**Written task:**
Can you update everything from the start of the material down to the line containing "tab-table-view[interactable]: 表视图 [63,40,112,59]", changing "color-swatch" to "color-sample" and leaving the rest as it is?

**The records:**
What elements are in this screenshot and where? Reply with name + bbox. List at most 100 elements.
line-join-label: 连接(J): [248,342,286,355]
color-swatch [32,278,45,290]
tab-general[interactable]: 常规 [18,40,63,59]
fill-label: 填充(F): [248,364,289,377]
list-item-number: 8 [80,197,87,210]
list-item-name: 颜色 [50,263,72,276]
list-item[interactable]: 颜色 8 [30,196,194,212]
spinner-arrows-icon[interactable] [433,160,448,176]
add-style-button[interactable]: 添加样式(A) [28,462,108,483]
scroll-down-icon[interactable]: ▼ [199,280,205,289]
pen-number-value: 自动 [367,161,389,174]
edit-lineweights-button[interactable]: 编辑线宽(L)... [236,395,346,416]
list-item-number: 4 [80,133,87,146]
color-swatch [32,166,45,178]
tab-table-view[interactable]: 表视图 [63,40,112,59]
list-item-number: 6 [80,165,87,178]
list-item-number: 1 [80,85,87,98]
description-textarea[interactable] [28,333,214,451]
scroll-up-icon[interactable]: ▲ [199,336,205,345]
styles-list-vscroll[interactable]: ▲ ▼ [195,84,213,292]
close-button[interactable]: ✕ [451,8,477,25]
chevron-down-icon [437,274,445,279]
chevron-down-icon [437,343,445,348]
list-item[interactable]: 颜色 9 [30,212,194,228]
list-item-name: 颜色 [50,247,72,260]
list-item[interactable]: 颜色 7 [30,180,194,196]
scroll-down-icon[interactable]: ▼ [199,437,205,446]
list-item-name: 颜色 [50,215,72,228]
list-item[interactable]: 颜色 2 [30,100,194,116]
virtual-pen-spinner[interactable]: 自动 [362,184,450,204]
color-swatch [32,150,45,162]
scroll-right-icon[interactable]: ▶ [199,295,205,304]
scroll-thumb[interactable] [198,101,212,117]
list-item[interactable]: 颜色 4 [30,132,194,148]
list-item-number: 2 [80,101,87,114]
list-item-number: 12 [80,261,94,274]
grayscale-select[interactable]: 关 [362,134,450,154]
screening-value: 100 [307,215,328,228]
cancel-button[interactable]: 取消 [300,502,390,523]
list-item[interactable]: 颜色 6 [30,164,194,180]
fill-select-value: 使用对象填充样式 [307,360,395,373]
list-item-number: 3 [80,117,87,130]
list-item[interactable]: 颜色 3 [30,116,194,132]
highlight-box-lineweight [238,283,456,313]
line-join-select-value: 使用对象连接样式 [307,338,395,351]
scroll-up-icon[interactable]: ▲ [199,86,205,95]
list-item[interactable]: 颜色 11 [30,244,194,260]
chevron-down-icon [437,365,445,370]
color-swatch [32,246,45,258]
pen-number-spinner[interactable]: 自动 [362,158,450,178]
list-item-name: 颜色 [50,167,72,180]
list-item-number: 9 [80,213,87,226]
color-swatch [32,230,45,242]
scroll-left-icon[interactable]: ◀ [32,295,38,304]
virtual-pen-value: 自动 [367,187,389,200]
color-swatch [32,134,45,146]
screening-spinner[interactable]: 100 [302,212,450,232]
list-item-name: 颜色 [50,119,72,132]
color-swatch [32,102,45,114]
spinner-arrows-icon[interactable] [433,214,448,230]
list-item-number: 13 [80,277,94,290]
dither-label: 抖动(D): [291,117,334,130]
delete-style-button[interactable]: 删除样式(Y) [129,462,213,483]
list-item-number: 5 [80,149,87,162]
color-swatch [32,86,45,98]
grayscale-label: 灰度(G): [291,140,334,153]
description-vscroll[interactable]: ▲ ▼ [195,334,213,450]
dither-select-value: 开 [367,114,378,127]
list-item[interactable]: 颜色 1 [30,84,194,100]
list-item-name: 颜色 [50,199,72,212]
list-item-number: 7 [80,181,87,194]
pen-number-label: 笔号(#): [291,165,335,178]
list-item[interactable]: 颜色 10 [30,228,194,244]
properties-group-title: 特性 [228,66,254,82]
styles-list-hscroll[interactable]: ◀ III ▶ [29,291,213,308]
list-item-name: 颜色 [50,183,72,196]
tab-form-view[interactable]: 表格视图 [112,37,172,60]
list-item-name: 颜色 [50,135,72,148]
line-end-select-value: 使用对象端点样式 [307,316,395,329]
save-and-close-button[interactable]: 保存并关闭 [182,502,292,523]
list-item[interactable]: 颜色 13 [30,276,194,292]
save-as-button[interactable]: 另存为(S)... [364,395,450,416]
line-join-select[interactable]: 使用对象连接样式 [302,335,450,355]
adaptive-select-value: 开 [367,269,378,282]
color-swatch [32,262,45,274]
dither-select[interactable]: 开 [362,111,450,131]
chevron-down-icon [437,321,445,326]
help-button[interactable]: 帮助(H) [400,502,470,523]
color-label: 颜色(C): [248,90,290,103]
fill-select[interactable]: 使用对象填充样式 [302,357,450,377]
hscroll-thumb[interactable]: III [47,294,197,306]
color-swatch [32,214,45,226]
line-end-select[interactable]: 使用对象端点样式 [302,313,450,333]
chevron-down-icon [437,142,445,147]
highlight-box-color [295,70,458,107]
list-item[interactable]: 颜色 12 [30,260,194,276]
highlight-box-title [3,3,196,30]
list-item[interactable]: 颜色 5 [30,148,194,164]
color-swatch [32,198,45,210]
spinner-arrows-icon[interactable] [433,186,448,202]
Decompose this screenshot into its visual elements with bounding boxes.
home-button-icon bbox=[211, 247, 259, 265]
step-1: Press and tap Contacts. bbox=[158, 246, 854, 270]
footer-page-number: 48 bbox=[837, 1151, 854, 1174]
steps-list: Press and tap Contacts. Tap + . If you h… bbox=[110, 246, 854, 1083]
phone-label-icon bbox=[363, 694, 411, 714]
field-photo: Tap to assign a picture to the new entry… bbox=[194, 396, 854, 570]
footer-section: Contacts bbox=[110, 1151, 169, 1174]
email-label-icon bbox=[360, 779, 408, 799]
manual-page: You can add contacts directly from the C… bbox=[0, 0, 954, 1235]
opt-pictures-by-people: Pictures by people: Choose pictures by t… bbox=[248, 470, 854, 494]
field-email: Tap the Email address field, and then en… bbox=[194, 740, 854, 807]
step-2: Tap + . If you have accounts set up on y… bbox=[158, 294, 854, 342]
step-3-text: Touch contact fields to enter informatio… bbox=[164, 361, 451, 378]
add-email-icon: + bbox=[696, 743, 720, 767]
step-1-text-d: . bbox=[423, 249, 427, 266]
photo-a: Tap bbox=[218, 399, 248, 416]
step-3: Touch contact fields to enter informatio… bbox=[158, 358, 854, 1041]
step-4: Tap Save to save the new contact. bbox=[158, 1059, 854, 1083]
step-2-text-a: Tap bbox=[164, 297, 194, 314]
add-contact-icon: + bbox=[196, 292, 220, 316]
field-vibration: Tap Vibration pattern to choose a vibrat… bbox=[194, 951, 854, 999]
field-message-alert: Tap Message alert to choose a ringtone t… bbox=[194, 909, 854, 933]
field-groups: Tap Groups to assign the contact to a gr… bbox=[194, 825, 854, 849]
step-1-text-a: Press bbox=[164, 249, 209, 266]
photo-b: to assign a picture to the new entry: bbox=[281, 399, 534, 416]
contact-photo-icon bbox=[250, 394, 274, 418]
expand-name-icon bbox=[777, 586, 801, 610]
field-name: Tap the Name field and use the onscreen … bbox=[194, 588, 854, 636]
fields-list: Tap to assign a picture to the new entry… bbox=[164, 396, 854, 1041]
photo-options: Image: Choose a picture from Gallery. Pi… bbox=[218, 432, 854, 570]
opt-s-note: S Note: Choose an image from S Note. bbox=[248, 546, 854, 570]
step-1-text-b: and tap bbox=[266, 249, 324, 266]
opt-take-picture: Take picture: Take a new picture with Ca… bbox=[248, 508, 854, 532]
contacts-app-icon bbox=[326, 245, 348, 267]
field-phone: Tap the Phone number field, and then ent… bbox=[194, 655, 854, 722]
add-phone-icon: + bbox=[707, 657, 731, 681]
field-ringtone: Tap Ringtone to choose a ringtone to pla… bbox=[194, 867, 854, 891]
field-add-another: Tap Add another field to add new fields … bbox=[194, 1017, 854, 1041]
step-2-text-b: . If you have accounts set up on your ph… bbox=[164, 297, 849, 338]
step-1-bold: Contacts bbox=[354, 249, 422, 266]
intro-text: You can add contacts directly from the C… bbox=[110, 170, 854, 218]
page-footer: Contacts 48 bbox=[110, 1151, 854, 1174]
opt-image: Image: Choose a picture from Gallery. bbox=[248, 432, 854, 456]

**Complete response:**
What elements are in this screenshot and where? Reply with name + bbox. List at most 100 elements.
line-join-label: 连接(J): [248,342,286,355]
color-sample [32,278,45,290]
tab-general[interactable]: 常规 [18,40,63,59]
fill-label: 填充(F): [248,364,289,377]
list-item-number: 8 [80,197,87,210]
list-item-name: 颜色 [50,263,72,276]
list-item[interactable]: 颜色 8 [30,196,194,212]
spinner-arrows-icon[interactable] [433,160,448,176]
add-style-button[interactable]: 添加样式(A) [28,462,108,483]
scroll-down-icon[interactable]: ▼ [199,280,205,289]
pen-number-value: 自动 [367,161,389,174]
edit-lineweights-button[interactable]: 编辑线宽(L)... [236,395,346,416]
list-item-number: 4 [80,133,87,146]
color-sample [32,166,45,178]
tab-table-view[interactable]: 表视图 [63,40,112,59]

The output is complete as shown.